- Quoted text:
^^^^^^^^^^^^^^^^

The term vector is used by scientists to indicate a quantity (such as displacement or velocity or force) that has both magnitude and direction.

A vector is often represented by an arrow or a directed line segment. The length of the arrow represents the magnitude of the vector and the arrow points in the direction of the vector. We denote a vector by printing a letter in boldface (v) or by putting an arrow above the letter (\(\vec{v}\)).

For instance, suppose a particle moves along a line segment from point A to point B. The corresponding displacement vector v, shown in Figure 1, has initial point A (the tail) and terminal point B (the tip) and we indicate this by writing \(\mathbf{v} = \vec{AB}\). Notice that the vector \(\mathbf{u} = \vec{CD}\) has the same length and the same direction as v even though it is in a different position. We say that u and v are equivalent (or equal) and we write \(\mathbf{u} = \mathbf{v}\). The zero vector, denoted by 0, has length 0. It is the only vector with no specific direction.

Combining Vectors - Vector Addition

Suppose a particle moves from A to B, so its displacement vector is \(\vec{AB}\). Then the particle changes direction and moves from B to C, with displacement vector \(\vec{BC}\) as in Figure 2.

The combined effect of these displacements is that the particle has moved from A to C. The resulting displacement vector \(\vec{AC}\) is called the sum of \(\vec{AB}\) and \(\vec{BC}\) and we write \[ \vec{AC} = \vec{AB} + \vec{BC} \] In general, if we start with vectors u and v, we first move v so that its tail coincides with the tip of u and define the sum of u and v as follows.


Definition of Vector Addition If u and v are vectors positioned so the initial point of v is at the terminal point of u, then the sum \(\mathbf{u} + \mathbf{v}\) is the vector from the initial point of u to the terminal point of v.


The definition of vector addition is illustrated in Figure 3. You can see why this definition is sometimes called the Triangle Law.

^^^^^^^^^^^^^^^^

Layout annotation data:
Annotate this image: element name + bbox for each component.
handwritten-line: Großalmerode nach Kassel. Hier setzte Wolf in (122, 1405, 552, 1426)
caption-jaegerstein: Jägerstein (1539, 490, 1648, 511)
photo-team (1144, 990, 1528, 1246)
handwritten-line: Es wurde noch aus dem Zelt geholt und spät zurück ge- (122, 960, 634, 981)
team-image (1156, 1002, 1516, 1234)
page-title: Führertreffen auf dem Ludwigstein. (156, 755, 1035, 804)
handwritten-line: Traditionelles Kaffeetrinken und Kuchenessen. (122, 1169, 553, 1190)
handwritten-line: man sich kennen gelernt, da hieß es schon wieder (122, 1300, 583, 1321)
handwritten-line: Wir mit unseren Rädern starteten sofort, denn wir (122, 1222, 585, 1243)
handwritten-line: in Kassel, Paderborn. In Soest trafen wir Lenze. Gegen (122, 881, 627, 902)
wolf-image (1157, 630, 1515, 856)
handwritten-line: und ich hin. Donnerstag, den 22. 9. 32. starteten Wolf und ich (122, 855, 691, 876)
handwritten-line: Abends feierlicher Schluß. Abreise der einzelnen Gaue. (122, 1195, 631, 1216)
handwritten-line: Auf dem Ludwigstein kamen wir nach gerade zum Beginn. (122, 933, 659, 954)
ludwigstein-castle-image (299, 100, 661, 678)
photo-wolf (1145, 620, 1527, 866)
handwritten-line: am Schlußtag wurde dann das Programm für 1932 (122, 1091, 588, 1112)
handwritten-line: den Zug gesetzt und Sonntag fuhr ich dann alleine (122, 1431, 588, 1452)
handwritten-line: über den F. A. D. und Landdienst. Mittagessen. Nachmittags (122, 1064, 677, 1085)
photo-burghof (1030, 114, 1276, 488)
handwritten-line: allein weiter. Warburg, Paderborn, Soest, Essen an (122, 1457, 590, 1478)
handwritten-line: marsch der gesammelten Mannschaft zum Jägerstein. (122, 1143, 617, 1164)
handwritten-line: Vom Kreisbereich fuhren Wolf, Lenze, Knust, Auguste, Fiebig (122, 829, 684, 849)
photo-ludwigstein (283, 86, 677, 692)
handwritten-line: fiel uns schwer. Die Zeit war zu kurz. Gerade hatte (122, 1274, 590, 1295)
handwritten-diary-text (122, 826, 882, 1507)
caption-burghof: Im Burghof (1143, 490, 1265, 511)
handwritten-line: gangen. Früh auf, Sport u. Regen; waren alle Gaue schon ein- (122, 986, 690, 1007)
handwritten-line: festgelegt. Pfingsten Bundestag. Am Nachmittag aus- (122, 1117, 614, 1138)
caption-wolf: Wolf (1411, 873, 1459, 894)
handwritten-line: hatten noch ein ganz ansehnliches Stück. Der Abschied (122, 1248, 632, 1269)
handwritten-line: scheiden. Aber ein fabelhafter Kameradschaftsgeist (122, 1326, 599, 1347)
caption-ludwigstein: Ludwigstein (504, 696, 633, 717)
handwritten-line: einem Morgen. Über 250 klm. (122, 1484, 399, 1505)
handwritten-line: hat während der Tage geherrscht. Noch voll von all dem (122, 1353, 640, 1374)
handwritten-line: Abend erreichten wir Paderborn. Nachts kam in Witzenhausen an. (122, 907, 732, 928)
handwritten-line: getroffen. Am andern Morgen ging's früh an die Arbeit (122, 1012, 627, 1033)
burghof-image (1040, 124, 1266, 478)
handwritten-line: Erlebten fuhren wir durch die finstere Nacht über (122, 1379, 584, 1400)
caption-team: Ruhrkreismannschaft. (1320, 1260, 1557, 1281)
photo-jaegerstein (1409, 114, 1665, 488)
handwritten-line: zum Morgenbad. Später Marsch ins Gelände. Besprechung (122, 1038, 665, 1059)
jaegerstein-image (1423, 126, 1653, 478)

^^^^^^^^^^^^^^^^

- Job: Write out the passage on vectors word for word, beginning at "Definition of Vector Addition If" and stopping after "the Triangle Law.". None of these entries is required.

- Response for this exercise:
Definition of Vector Addition If u and v are vectors positioned so the initial point of v is at the terminal point of u, then the sum \(\mathbf{u} + \mathbf{v}\) is the vector from the initial point of u to the terminal point of v.


The definition of vector addition is illustrated in Figure 3. You can see why this definition is sometimes called the Triangle Law.